WHAT IS REQUIRED:
In the piece on Ruby Rose's career, why does the writer take back the phrase "a dark turn," and what does the writer call the turn instead? Answer in one to three sentences.

PAGE:
....

Ruby Rose is an enigma—but not in that sexy, mysterious, bad boy in a worn leather jacket type of way. She’s certainly mysterious, but mostly because every turn in her career has me asking, “Wait, what?” Rose is versatile, I guess, if her acting choices are any indication. The Australian actress has tackled many mediums, including TV, film, and music videos, and her career has spanned numerous genres, from thrillers to musicals to superhero dramas. As the 32-year old gears up for her leading role as the lesbian titular character in The CW’s Batwoman, she has me reminiscing on that infamous Cher tweet, in which the singer wrote: “Whats going on with mycareer.” Instead, I’m wondering: What’s going on with Ruby Rose’scareer?

This week, the first picture of Rose as Batwoman was revealed. The role marks her first return to TV in a recurring role since 2015, when the actress exploded on to America’s radar as Stella in Orange is the New Black. As the queer inmate dripping with lesbian sex appeal, she notoriously swept “straight” women off their Jason Derulo-loving feet. Before appearing in the popular Netflix series, Rose had nabbed scant roles in TV and film, but was a well-known model in her native country of Australia.

But after OITNB, her career took a dark turn.

Well, not a dark turn, as I’m sure she’s comfortable financially, but a strange one, nonetheless. Rose appeared first in the Resident Evil series as Abigail in The Final Chapter. She then continued down a rabbit hole of campy action thrillers that look like The Rock or Vin Diesel should be starring in them — actually, Vin Diesel did star in one of them. In 2017, she played the role of Adele Wolff in Vin Diesel’s xXx: Return of Xander Cage. That same year, things really went off the rails: she appeared in another action movie, John Wick: Chapter 2, and then — wait for it — took a musical role in Pitch Perfect 3. Aca-what the fuck?

I wouldn’t exactly call Ruby, err, musically “inclined,” but she did pull her weight enough in the a cappella movie as the leader of the Bellas’ biggest competition, a definitely queer girl group called Evermoist—which like, same, after seeing Ruby Rose shred in a leather jacket. After mastering the art of movie-musicals, she went back to her roots in another action-thriller, this time alongside Jason Statham in 2018’s The Meg.

....

RECORDS PROVIDED:
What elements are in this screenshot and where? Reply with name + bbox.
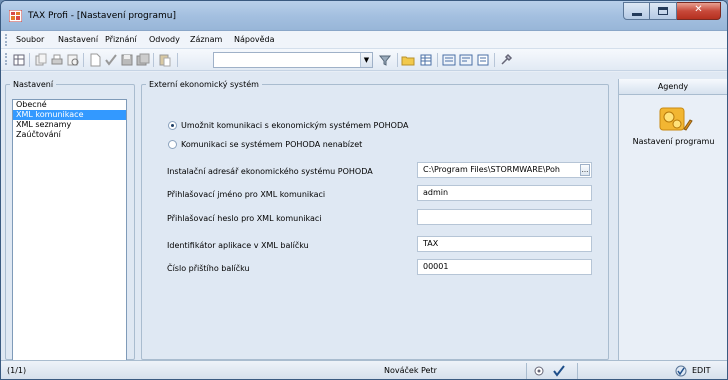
install-dir-value: C:\Program Files\STORMWARE\Poh [423, 165, 561, 174]
toolbar-combo[interactable]: ▼ [213, 52, 373, 68]
minimize-icon [632, 13, 642, 16]
nav-item-obecne[interactable]: Obecné [13, 100, 126, 110]
doc-icon[interactable] [476, 53, 490, 67]
install-dir-label: Instalační adresář ekonomického systému … [167, 167, 373, 176]
nav-item-zauctovani[interactable]: Zaúčtování [13, 130, 126, 140]
edit-mode-status: EDIT [692, 366, 711, 375]
settings-gears-icon[interactable] [657, 105, 693, 135]
toolbar: ▼ [1, 49, 727, 71]
menu-grip-icon[interactable] [5, 34, 7, 46]
new-icon[interactable] [88, 53, 102, 67]
app-id-label: Identifikátor aplikace v XML balíčku [167, 241, 309, 250]
close-button[interactable]: ✕ [677, 2, 721, 20]
app-window: TAX Profi - [Nastavení programu] ✕ Soubo… [0, 0, 728, 380]
check-icon[interactable] [104, 53, 118, 67]
external-system-group: Externí ekonomický systém Umožnit komuni… [141, 80, 609, 360]
window-controls: ✕ [623, 2, 721, 21]
toolbar-separator [177, 53, 178, 67]
password-label: Přihlašovací heslo pro XML komunikaci [167, 214, 322, 223]
current-user: Nováček Petr [384, 366, 437, 375]
nav-item-xml-seznamy[interactable]: XML seznamy [13, 120, 126, 130]
print-icon[interactable] [50, 53, 64, 67]
next-package-value: 00001 [423, 262, 449, 271]
app-id-value: TAX [423, 239, 439, 248]
status-bar: (1/1) Nováček Petr EDIT [1, 360, 727, 379]
radio-enable-label: Umožnit komunikaci s ekonomickým systéme… [181, 121, 409, 130]
toolbar-separator [494, 53, 495, 67]
save-all-icon[interactable] [136, 53, 150, 67]
toolbar-separator [29, 53, 30, 67]
status-divider [526, 363, 527, 379]
copy-icon[interactable] [34, 53, 48, 67]
menu-bar: Soubor Nastavení Přiznání Odvody Záznam … [1, 31, 727, 49]
tools-icon[interactable] [499, 53, 513, 67]
external-system-legend: Externí ekonomický systém [149, 80, 259, 89]
checkmark-icon [553, 365, 565, 377]
settings-nav-group: Nastavení Obecné XML komunikace XML sezn… [5, 80, 135, 362]
nav-item-xml-komunikace[interactable]: XML komunikace [13, 110, 126, 120]
login-name-value: admin [423, 188, 449, 197]
record-counter: (1/1) [7, 366, 27, 375]
settings-nav-list[interactable]: Obecné XML komunikace XML seznamy Zaúčto… [12, 99, 127, 362]
login-name-field[interactable]: admin [417, 185, 592, 201]
toolbar-grip-icon[interactable] [5, 53, 7, 65]
settings-nav-legend: Nastavení [13, 80, 54, 89]
toolbar-separator [153, 53, 154, 67]
toolbar-separator [83, 53, 84, 67]
install-dir-field[interactable]: C:\Program Files\STORMWARE\Poh ... [417, 162, 592, 178]
window-title: TAX Profi - [Nastavení programu] [28, 11, 176, 21]
radio-disable-pohoda[interactable]: Komunikaci se systémem POHODA nenabízet [168, 140, 362, 149]
filter-icon[interactable] [378, 53, 392, 67]
radio-disable-dot[interactable] [168, 140, 177, 149]
menu-soubor[interactable]: Soubor [16, 35, 44, 44]
toolbar-separator [397, 53, 398, 67]
list2-icon[interactable] [459, 53, 473, 67]
paste-icon[interactable] [158, 53, 172, 67]
toolbar-separator [437, 53, 438, 67]
preview-icon[interactable] [66, 53, 80, 67]
menu-zaznam[interactable]: Záznam [190, 35, 222, 44]
app-id-field[interactable]: TAX [417, 236, 592, 252]
browse-button[interactable]: ... [580, 164, 590, 176]
agenda-item-nastaveni-programu[interactable]: Nastavení programu [619, 137, 727, 146]
radio-enable-dot[interactable] [168, 121, 177, 130]
next-package-field[interactable]: 00001 [417, 259, 592, 275]
agenda-header: Agendy [619, 79, 727, 95]
status-divider [577, 363, 578, 379]
table-icon[interactable] [419, 53, 433, 67]
minimize-button[interactable] [623, 2, 650, 20]
tax-app-icon [9, 10, 22, 22]
maximize-button[interactable] [650, 2, 677, 20]
grid-icon[interactable] [12, 53, 26, 67]
maximize-icon [658, 7, 668, 15]
radio-enable-pohoda[interactable]: Umožnit komunikaci s ekonomickým systéme… [168, 121, 408, 130]
folder-icon[interactable] [401, 53, 415, 67]
title-bar[interactable]: TAX Profi - [Nastavení programu] ✕ [1, 1, 727, 31]
menu-nastaveni[interactable]: Nastavení [58, 35, 98, 44]
save-icon[interactable] [120, 53, 134, 67]
close-icon: ✕ [694, 4, 703, 15]
next-package-label: Číslo přištího balíčku [167, 264, 250, 273]
chevron-down-icon[interactable]: ▼ [360, 53, 372, 67]
radio-disable-label: Komunikaci se systémem POHODA nenabízet [181, 140, 363, 149]
info-icon [534, 366, 544, 376]
menu-odvody[interactable]: Odvody [149, 35, 180, 44]
password-field[interactable] [417, 209, 592, 225]
menu-priznani[interactable]: Přiznání [105, 35, 137, 44]
edit-status-icon [675, 365, 687, 377]
agenda-panel: Agendy Nastavení programu [618, 79, 727, 360]
login-name-label: Přihlašovací jméno pro XML komunikaci [167, 190, 326, 199]
menu-napoveda[interactable]: Nápověda [234, 35, 275, 44]
list-icon[interactable] [442, 53, 456, 67]
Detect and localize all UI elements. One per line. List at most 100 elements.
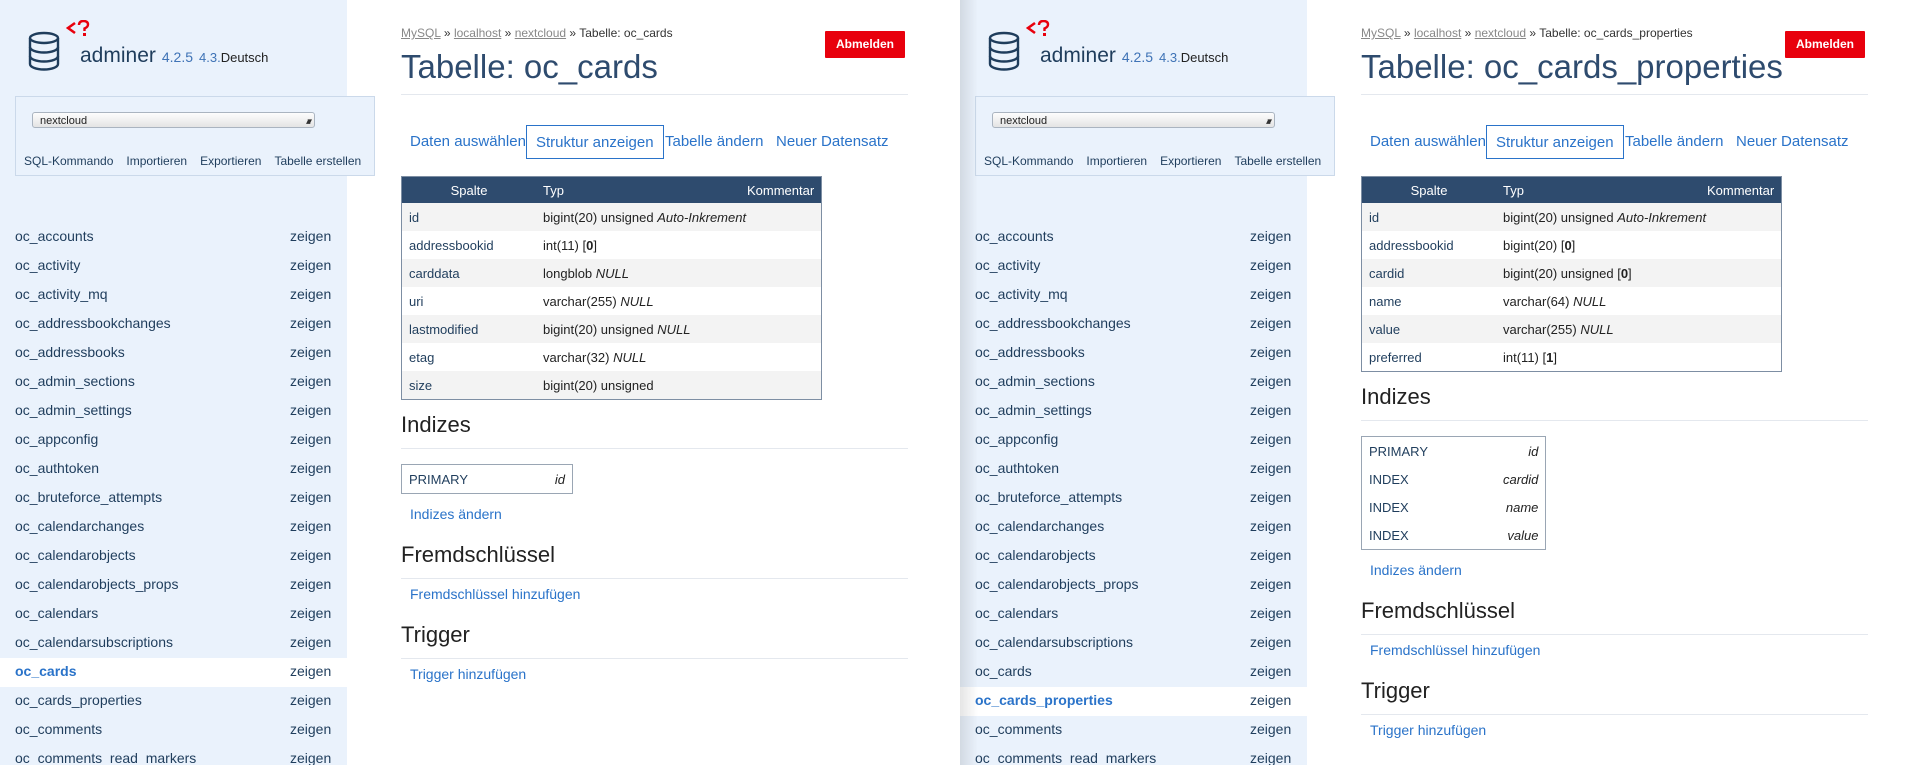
export-link[interactable]: Exportieren <box>200 154 261 168</box>
show-table-link[interactable]: zeigen <box>290 373 331 389</box>
table-name-link[interactable]: oc_cards <box>15 663 76 679</box>
table-name-link[interactable]: oc_comments <box>975 721 1062 737</box>
table-name-link[interactable]: oc_bruteforce_attempts <box>15 489 162 505</box>
table-name-link[interactable]: oc_admin_sections <box>975 373 1095 389</box>
new-version-link[interactable]: 4.3. <box>1159 50 1181 65</box>
table-name-link[interactable]: oc_calendars <box>15 605 98 621</box>
show-table-link[interactable]: zeigen <box>1250 373 1291 389</box>
table-name-link[interactable]: oc_accounts <box>975 228 1054 244</box>
tab-alter-table[interactable]: Tabelle ändern <box>665 125 763 159</box>
show-table-link[interactable]: zeigen <box>290 257 331 273</box>
show-table-link[interactable]: zeigen <box>290 228 331 244</box>
create-table-link[interactable]: Tabelle erstellen <box>1234 154 1321 168</box>
show-table-link[interactable]: zeigen <box>290 576 331 592</box>
show-table-link[interactable]: zeigen <box>1250 634 1291 650</box>
table-name-link[interactable]: oc_admin_sections <box>15 373 135 389</box>
show-table-link[interactable]: zeigen <box>1250 605 1291 621</box>
new-version-link[interactable]: 4.3. <box>199 50 221 65</box>
show-table-link[interactable]: zeigen <box>1250 431 1291 447</box>
table-name-link[interactable]: oc_bruteforce_attempts <box>975 489 1122 505</box>
table-name-link[interactable]: oc_calendarobjects <box>15 547 136 563</box>
table-name-link[interactable]: oc_calendarobjects_props <box>975 576 1138 592</box>
table-name-link[interactable]: oc_accounts <box>15 228 94 244</box>
show-table-link[interactable]: zeigen <box>1250 286 1291 302</box>
show-table-link[interactable]: zeigen <box>290 315 331 331</box>
show-table-link[interactable]: zeigen <box>1250 228 1291 244</box>
breadcrumb-mysql[interactable]: MySQL <box>401 26 441 40</box>
table-name-link[interactable]: oc_calendarsubscriptions <box>15 634 173 650</box>
tab-show-structure[interactable]: Struktur anzeigen <box>526 125 664 159</box>
table-name-link[interactable]: oc_appconfig <box>975 431 1058 447</box>
show-table-link[interactable]: zeigen <box>1250 692 1291 708</box>
table-name-link[interactable]: oc_addressbooks <box>975 344 1085 360</box>
breadcrumb-host[interactable]: localhost <box>454 26 501 40</box>
tab-show-structure[interactable]: Struktur anzeigen <box>1486 125 1624 159</box>
table-name-link[interactable]: oc_cards_properties <box>15 692 142 708</box>
table-name-link[interactable]: oc_addressbookchanges <box>15 315 171 331</box>
show-table-link[interactable]: zeigen <box>1250 460 1291 476</box>
table-name-link[interactable]: oc_addressbooks <box>15 344 125 360</box>
table-name-link[interactable]: oc_activity_mq <box>15 286 108 302</box>
table-name-link[interactable]: oc_activity_mq <box>975 286 1068 302</box>
breadcrumb-mysql[interactable]: MySQL <box>1361 26 1401 40</box>
table-name-link[interactable]: oc_calendarobjects_props <box>15 576 178 592</box>
breadcrumb-db[interactable]: nextcloud <box>1475 26 1526 40</box>
tab-new-item[interactable]: Neuer Datensatz <box>776 125 889 159</box>
breadcrumb-db[interactable]: nextcloud <box>515 26 566 40</box>
show-table-link[interactable]: zeigen <box>1250 576 1291 592</box>
language-select[interactable]: Deutsch <box>221 50 269 65</box>
show-table-link[interactable]: zeigen <box>290 286 331 302</box>
create-table-link[interactable]: Tabelle erstellen <box>274 154 361 168</box>
show-table-link[interactable]: zeigen <box>1250 315 1291 331</box>
show-table-link[interactable]: zeigen <box>290 605 331 621</box>
table-name-link[interactable]: oc_calendarchanges <box>15 518 144 534</box>
table-name-link[interactable]: oc_activity <box>975 257 1040 273</box>
tab-select-data[interactable]: Daten auswählen <box>1370 125 1486 159</box>
show-table-link[interactable]: zeigen <box>290 547 331 563</box>
show-table-link[interactable]: zeigen <box>290 721 331 737</box>
table-name-link[interactable]: oc_activity <box>15 257 80 273</box>
show-table-link[interactable]: zeigen <box>1250 750 1291 765</box>
show-table-link[interactable]: zeigen <box>290 431 331 447</box>
tab-select-data[interactable]: Daten auswählen <box>410 125 526 159</box>
show-table-link[interactable]: zeigen <box>1250 402 1291 418</box>
show-table-link[interactable]: zeigen <box>290 344 331 360</box>
sql-command-link[interactable]: SQL-Kommando <box>984 154 1073 168</box>
show-table-link[interactable]: zeigen <box>1250 663 1291 679</box>
show-table-link[interactable]: zeigen <box>1250 344 1291 360</box>
table-name-link[interactable]: oc_admin_settings <box>15 402 132 418</box>
show-table-link[interactable]: zeigen <box>290 489 331 505</box>
sql-command-link[interactable]: SQL-Kommando <box>24 154 113 168</box>
table-name-link[interactable]: oc_calendarchanges <box>975 518 1104 534</box>
alter-indexes-link[interactable]: Indizes ändern <box>1370 562 1462 578</box>
add-trigger-link[interactable]: Trigger hinzufügen <box>410 666 526 682</box>
import-link[interactable]: Importieren <box>1086 154 1147 168</box>
language-select[interactable]: Deutsch <box>1181 50 1229 65</box>
add-foreign-key-link[interactable]: Fremdschlüssel hinzufügen <box>410 586 580 602</box>
table-name-link[interactable]: oc_authtoken <box>15 460 99 476</box>
add-trigger-link[interactable]: Trigger hinzufügen <box>1370 722 1486 738</box>
table-name-link[interactable]: oc_admin_settings <box>975 402 1092 418</box>
breadcrumb-host[interactable]: localhost <box>1414 26 1461 40</box>
table-name-link[interactable]: oc_cards <box>975 663 1032 679</box>
table-name-link[interactable]: oc_appconfig <box>15 431 98 447</box>
logout-button[interactable]: Abmelden <box>1785 31 1865 58</box>
show-table-link[interactable]: zeigen <box>1250 257 1291 273</box>
show-table-link[interactable]: zeigen <box>290 460 331 476</box>
tab-alter-table[interactable]: Tabelle ändern <box>1625 125 1723 159</box>
logout-button[interactable]: Abmelden <box>825 31 905 58</box>
table-name-link[interactable]: oc_authtoken <box>975 460 1059 476</box>
show-table-link[interactable]: zeigen <box>290 518 331 534</box>
table-name-link[interactable]: oc_calendarsubscriptions <box>975 634 1133 650</box>
table-name-link[interactable]: oc_comments_read_markers <box>15 750 196 765</box>
table-name-link[interactable]: oc_calendars <box>975 605 1058 621</box>
tab-new-item[interactable]: Neuer Datensatz <box>1736 125 1849 159</box>
show-table-link[interactable]: zeigen <box>290 663 331 679</box>
alter-indexes-link[interactable]: Indizes ändern <box>410 506 502 522</box>
show-table-link[interactable]: zeigen <box>1250 547 1291 563</box>
show-table-link[interactable]: zeigen <box>290 692 331 708</box>
table-name-link[interactable]: oc_comments_read_markers <box>975 750 1156 765</box>
table-name-link[interactable]: oc_comments <box>15 721 102 737</box>
export-link[interactable]: Exportieren <box>1160 154 1221 168</box>
show-table-link[interactable]: zeigen <box>1250 721 1291 737</box>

....

TASK RESPONSE:
The writer says it wasn't really a dark turn because Rose is surely comfortable financially. The writer calls it a strange turn instead.